## [WHAT THIS TASK INVOLVES]
Scan the entries below. List each line with "slotam".

━━━━━ RECORDS FOR THE EXERCISE

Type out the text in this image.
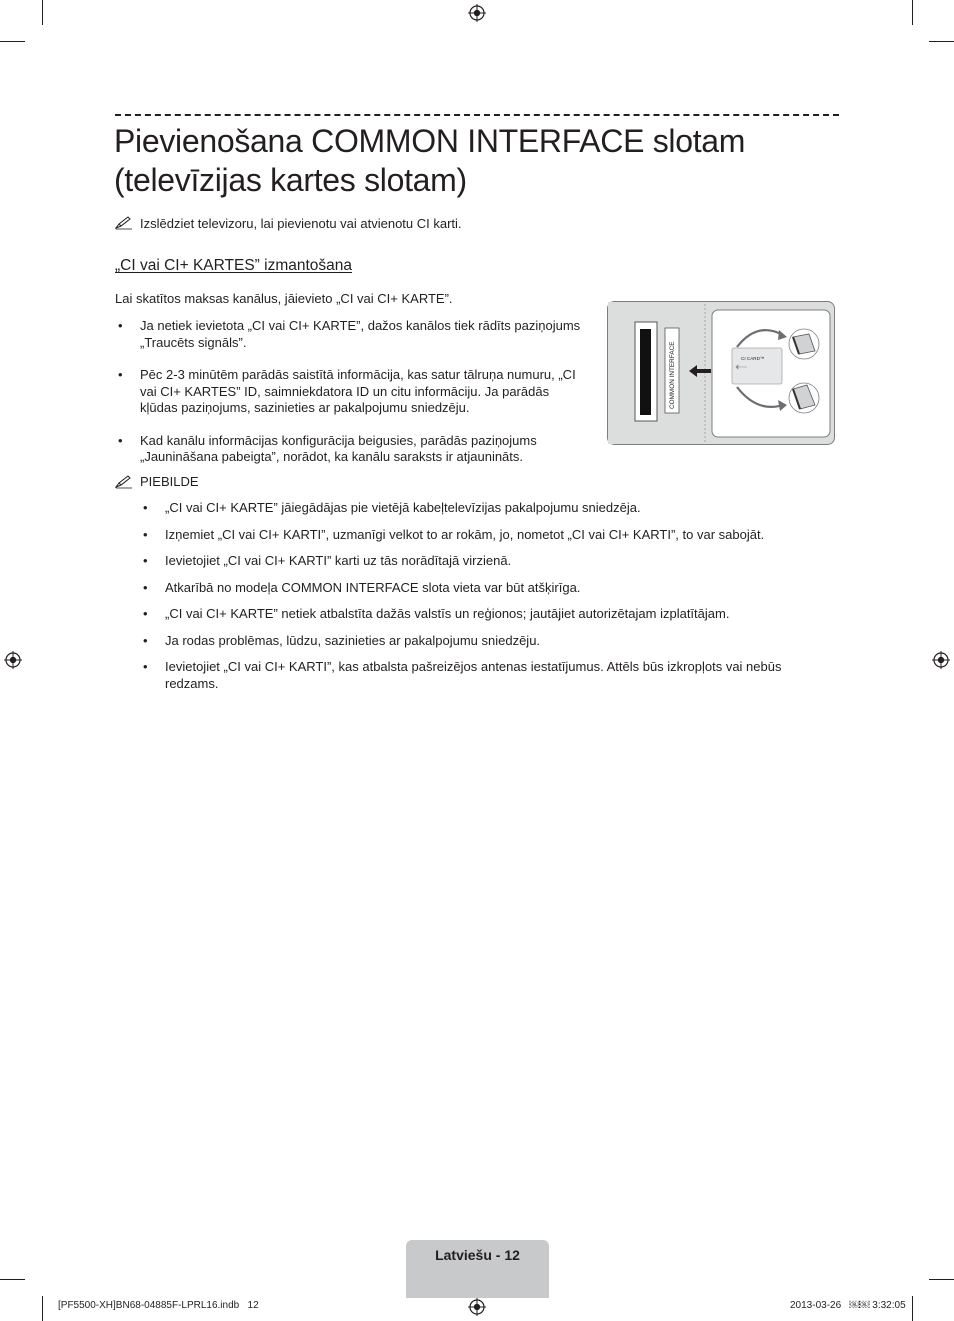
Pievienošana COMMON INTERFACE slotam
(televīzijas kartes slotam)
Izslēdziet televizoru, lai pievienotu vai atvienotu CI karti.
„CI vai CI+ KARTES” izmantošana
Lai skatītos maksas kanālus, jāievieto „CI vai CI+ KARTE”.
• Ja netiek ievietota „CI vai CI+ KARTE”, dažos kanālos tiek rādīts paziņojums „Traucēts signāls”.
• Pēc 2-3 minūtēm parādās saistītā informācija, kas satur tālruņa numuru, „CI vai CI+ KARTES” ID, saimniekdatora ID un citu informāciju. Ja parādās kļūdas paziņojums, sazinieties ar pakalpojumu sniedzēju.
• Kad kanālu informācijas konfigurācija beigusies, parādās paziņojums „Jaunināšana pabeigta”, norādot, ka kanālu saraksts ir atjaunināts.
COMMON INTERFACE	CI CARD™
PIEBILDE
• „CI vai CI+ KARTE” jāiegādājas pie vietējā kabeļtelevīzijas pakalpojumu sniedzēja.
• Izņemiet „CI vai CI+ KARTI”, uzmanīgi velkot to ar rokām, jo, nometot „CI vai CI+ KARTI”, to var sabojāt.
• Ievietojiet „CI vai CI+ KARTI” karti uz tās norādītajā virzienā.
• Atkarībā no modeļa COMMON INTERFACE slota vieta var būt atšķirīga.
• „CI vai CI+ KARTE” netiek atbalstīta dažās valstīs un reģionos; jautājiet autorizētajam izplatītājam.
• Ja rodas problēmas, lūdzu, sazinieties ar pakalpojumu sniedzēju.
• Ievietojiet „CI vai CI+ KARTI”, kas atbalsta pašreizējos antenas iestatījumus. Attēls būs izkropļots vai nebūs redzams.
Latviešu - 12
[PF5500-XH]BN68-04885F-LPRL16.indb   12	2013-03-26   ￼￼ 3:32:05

━━━━━━━━━━
━━━━━ RECORDS FOR THE EXERCISE

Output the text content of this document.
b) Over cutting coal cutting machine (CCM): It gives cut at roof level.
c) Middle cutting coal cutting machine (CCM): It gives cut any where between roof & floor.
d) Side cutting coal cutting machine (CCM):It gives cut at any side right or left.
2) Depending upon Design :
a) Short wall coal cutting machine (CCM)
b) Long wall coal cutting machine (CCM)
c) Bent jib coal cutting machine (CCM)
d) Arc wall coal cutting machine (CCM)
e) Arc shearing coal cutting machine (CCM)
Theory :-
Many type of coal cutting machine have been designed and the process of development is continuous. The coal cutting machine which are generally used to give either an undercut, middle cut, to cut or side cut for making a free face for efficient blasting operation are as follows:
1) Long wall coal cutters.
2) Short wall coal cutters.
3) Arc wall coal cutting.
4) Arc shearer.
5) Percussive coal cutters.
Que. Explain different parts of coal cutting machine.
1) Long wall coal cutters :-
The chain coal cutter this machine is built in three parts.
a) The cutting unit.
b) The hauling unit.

━━━━━━━━━━

## [RIGHT ANSWER]
Pievienošana COMMON INTERFACE slotam
(televīzijas kartes slotam)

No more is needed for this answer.